→ **TASK**: Scan the lines below for "ylabel"; report the number of lines that contain it, and only that.

[START DATASET EXCERPTS]

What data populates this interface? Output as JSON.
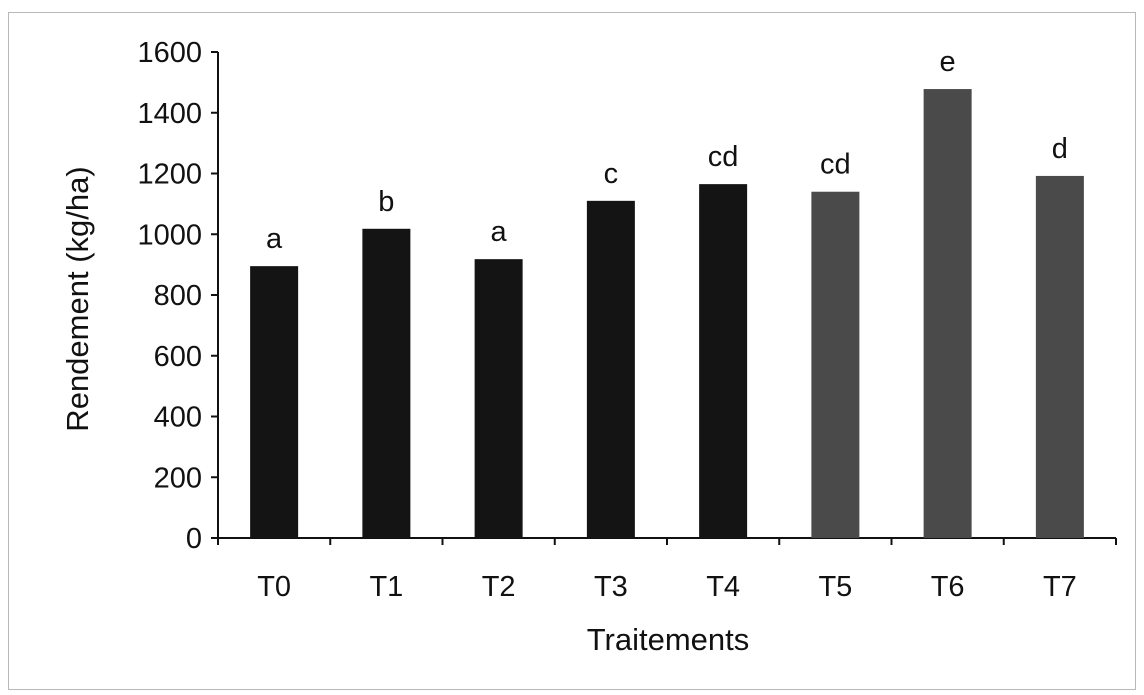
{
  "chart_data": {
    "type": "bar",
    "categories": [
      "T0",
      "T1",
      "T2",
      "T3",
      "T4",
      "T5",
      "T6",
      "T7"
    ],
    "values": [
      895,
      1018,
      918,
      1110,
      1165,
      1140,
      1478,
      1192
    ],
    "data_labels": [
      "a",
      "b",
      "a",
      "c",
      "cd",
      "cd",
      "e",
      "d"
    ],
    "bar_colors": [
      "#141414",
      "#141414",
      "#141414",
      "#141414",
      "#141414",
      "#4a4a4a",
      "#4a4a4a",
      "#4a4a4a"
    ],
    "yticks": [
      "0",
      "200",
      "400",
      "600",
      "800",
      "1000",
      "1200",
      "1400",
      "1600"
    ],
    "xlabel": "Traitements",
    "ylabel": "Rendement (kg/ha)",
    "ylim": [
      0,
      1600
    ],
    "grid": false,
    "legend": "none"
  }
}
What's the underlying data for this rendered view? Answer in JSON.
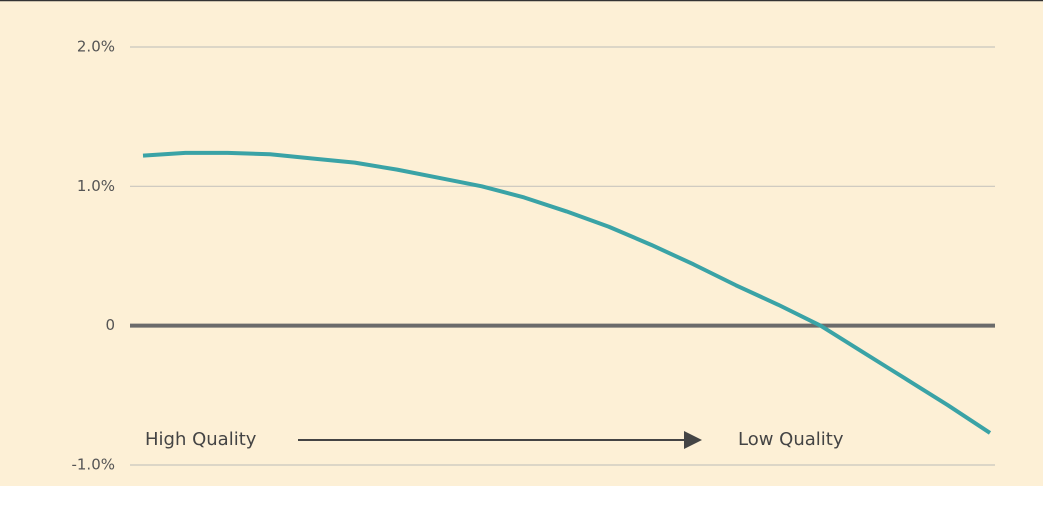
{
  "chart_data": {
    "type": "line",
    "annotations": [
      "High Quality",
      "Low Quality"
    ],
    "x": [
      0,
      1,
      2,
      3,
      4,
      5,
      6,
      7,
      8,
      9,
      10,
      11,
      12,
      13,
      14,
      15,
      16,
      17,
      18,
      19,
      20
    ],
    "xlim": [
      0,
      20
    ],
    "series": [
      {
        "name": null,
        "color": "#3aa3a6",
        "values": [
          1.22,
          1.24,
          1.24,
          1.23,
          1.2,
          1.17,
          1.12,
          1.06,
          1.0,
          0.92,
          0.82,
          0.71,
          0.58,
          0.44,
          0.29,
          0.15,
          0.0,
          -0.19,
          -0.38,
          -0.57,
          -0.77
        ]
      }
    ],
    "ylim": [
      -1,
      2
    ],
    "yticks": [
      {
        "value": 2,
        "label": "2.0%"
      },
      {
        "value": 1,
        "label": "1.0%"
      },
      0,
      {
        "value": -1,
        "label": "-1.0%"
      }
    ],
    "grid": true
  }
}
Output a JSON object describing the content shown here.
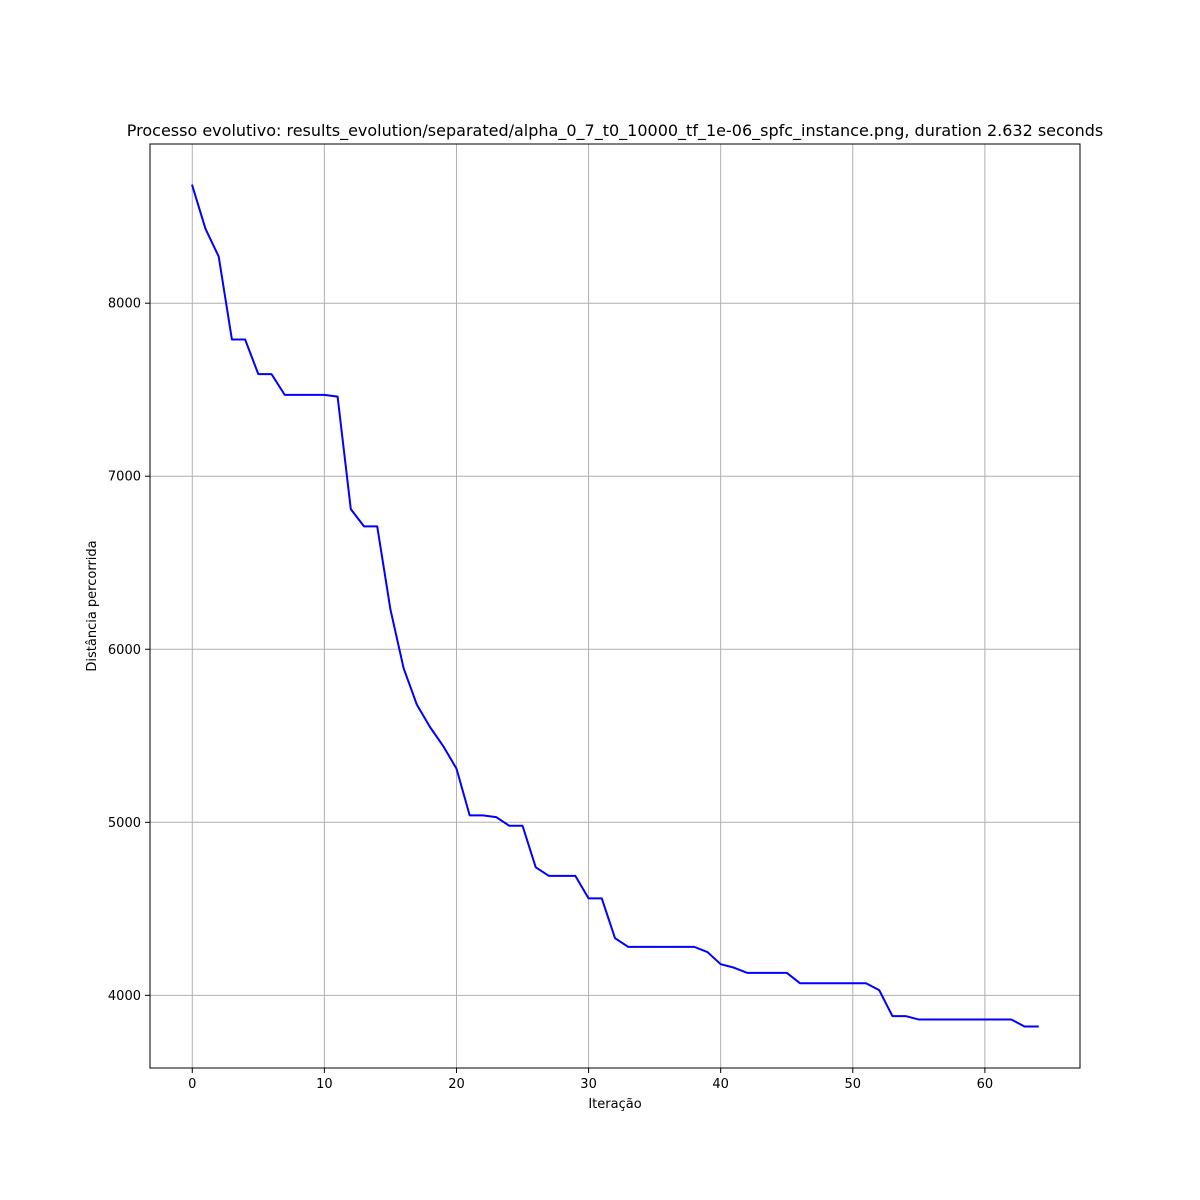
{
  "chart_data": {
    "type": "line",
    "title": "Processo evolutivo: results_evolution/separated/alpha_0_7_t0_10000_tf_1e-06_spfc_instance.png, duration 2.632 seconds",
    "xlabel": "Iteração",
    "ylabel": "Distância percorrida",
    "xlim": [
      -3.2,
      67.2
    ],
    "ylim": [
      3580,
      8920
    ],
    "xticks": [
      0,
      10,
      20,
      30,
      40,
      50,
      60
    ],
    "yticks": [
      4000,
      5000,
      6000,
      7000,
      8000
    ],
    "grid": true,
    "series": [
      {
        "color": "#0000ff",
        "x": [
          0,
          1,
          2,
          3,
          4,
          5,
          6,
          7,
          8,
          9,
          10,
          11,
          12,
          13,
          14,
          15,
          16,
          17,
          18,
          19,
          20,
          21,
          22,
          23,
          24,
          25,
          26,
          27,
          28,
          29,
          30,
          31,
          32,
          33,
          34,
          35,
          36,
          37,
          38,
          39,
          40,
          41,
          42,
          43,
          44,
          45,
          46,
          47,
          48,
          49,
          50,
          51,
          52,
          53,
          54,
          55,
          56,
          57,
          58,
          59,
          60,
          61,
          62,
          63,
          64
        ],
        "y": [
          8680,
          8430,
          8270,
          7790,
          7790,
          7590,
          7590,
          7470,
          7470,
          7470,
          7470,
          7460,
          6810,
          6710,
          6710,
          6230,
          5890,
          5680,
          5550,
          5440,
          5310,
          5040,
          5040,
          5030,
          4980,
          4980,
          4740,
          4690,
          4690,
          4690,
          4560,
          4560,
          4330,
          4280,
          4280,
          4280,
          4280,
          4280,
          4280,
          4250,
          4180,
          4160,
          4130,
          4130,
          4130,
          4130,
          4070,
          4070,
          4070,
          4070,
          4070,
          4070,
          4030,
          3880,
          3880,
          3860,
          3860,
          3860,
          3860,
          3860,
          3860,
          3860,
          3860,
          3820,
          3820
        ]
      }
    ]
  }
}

[END DATASET EXCERPTS]
[START DATASET EXCERPTS]

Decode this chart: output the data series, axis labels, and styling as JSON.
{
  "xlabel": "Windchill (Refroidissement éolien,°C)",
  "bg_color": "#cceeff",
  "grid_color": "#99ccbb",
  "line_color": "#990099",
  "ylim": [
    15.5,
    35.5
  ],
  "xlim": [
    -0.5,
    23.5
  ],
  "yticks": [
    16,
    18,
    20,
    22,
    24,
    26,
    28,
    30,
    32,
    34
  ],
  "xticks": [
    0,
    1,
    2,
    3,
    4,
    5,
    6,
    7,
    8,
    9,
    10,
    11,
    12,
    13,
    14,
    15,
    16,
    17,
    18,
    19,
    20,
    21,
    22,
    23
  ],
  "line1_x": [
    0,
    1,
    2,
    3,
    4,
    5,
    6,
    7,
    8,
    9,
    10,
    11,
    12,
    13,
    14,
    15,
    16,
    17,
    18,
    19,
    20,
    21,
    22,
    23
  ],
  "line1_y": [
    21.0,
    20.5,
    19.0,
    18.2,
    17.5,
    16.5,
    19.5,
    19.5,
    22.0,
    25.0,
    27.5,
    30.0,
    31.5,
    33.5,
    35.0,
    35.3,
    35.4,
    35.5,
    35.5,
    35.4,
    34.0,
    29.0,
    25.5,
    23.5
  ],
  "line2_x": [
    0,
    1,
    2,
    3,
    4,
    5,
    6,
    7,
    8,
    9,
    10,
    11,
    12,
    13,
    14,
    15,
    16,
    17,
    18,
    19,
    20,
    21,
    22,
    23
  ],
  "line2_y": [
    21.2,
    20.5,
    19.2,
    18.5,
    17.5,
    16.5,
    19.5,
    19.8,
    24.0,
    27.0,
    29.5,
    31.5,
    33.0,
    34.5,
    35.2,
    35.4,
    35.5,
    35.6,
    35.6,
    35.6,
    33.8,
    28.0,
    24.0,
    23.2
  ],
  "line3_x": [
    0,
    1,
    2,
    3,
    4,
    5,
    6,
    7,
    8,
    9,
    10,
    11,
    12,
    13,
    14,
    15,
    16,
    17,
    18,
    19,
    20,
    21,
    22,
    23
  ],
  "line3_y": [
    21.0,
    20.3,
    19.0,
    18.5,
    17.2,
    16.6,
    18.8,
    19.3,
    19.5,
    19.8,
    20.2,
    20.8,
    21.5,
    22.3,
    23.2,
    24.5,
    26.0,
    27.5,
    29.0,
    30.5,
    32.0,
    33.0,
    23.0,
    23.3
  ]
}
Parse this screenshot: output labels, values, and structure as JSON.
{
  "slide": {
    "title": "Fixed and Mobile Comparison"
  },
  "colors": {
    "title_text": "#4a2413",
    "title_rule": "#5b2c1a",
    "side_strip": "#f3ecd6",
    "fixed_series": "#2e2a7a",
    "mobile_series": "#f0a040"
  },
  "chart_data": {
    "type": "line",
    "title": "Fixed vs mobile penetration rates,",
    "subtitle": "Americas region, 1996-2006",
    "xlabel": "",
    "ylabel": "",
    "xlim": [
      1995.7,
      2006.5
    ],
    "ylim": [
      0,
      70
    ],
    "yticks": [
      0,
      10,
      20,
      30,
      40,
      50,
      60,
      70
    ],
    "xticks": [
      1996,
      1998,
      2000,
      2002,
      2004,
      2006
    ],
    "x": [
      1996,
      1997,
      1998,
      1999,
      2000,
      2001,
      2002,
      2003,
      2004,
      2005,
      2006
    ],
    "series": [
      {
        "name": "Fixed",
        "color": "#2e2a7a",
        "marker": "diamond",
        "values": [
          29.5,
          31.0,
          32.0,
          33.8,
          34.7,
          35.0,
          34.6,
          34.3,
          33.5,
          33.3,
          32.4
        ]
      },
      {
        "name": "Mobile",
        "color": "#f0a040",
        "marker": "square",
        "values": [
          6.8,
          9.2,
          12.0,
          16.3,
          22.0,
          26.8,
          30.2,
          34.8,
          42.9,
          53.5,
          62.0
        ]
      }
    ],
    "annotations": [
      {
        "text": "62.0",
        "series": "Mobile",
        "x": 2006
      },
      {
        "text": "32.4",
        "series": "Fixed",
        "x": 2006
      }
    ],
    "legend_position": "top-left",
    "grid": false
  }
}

[END DATASET EXCERPTS]

→ **EXERCISE ANSWER**: 3